Using the listing below, select the lines with the word "this" and copy them.
* * * * *
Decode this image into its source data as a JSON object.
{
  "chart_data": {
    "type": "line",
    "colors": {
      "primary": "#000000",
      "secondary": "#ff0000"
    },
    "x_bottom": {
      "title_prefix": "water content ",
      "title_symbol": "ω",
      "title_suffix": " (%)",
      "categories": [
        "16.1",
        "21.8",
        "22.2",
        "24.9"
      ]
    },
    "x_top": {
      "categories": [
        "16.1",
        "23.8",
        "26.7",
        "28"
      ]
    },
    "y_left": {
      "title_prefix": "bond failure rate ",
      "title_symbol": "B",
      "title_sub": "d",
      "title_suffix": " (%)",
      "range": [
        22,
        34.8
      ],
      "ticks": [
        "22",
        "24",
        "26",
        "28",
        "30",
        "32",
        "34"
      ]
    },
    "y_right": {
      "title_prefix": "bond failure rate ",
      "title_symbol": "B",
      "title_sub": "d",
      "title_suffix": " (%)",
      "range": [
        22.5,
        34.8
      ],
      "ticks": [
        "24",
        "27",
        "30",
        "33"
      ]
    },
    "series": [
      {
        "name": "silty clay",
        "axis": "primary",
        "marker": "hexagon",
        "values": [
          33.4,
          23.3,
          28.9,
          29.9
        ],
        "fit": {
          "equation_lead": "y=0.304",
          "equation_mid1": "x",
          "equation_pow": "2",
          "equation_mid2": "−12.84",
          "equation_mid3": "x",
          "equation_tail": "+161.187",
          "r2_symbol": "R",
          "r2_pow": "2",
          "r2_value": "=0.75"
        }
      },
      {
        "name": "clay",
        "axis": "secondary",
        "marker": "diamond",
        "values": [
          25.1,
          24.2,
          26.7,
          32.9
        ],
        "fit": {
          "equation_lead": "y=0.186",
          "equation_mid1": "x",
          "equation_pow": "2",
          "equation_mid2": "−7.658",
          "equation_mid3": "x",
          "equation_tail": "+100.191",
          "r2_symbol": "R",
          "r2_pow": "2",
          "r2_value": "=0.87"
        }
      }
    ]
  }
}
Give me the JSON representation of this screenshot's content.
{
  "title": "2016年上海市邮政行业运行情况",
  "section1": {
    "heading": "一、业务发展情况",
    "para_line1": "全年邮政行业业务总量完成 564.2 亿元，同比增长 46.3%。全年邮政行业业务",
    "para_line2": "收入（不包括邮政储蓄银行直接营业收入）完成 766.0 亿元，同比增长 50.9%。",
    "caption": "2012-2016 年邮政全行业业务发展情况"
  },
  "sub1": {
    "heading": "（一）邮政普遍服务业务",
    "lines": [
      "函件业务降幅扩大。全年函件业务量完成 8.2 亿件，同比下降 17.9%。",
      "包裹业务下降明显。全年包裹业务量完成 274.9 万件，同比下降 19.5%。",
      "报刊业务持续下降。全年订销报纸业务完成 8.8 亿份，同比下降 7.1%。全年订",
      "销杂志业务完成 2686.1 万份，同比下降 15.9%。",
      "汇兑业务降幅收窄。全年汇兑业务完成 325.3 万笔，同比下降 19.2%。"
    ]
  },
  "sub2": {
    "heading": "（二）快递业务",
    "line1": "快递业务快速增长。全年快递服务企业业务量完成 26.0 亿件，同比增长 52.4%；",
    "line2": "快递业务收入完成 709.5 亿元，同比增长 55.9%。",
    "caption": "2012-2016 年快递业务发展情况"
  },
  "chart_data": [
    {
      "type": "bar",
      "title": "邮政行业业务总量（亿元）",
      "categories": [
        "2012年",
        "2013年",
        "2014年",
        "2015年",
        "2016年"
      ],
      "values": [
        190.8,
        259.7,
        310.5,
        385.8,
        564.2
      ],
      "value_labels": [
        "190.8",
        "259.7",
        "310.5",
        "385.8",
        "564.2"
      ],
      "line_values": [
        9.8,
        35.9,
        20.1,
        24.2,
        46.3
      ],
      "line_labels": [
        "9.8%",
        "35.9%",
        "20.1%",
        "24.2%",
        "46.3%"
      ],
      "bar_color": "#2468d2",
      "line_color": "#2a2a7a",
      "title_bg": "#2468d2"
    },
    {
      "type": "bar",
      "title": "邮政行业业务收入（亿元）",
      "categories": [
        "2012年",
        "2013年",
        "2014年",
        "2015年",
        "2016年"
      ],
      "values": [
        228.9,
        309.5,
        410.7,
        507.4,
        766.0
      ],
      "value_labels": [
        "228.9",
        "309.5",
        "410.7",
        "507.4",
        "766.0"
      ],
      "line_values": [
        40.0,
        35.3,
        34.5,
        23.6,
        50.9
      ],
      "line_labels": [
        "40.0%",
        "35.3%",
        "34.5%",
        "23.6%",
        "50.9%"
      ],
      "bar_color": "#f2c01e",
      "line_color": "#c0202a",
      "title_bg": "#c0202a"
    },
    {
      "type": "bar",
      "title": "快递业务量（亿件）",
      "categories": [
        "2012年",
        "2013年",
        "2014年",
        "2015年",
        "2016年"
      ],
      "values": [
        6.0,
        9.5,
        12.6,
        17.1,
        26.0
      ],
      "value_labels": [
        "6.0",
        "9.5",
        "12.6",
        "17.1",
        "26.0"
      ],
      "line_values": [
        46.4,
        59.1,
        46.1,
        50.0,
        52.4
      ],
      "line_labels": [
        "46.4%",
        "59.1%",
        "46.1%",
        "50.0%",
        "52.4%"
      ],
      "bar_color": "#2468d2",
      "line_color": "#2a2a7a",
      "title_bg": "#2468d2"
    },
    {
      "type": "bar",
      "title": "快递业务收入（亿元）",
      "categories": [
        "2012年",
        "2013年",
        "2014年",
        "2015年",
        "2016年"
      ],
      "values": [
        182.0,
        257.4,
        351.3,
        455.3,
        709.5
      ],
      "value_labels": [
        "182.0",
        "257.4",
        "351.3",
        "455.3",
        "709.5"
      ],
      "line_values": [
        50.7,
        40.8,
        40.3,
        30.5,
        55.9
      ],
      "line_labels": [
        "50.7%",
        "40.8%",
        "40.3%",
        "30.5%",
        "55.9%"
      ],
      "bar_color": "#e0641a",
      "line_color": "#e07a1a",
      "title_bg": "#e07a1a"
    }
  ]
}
* * * * *
__Answer to the task__:
Decode this image into its source data as a JSON object.
Give me the JSON representation of this screenshot's content.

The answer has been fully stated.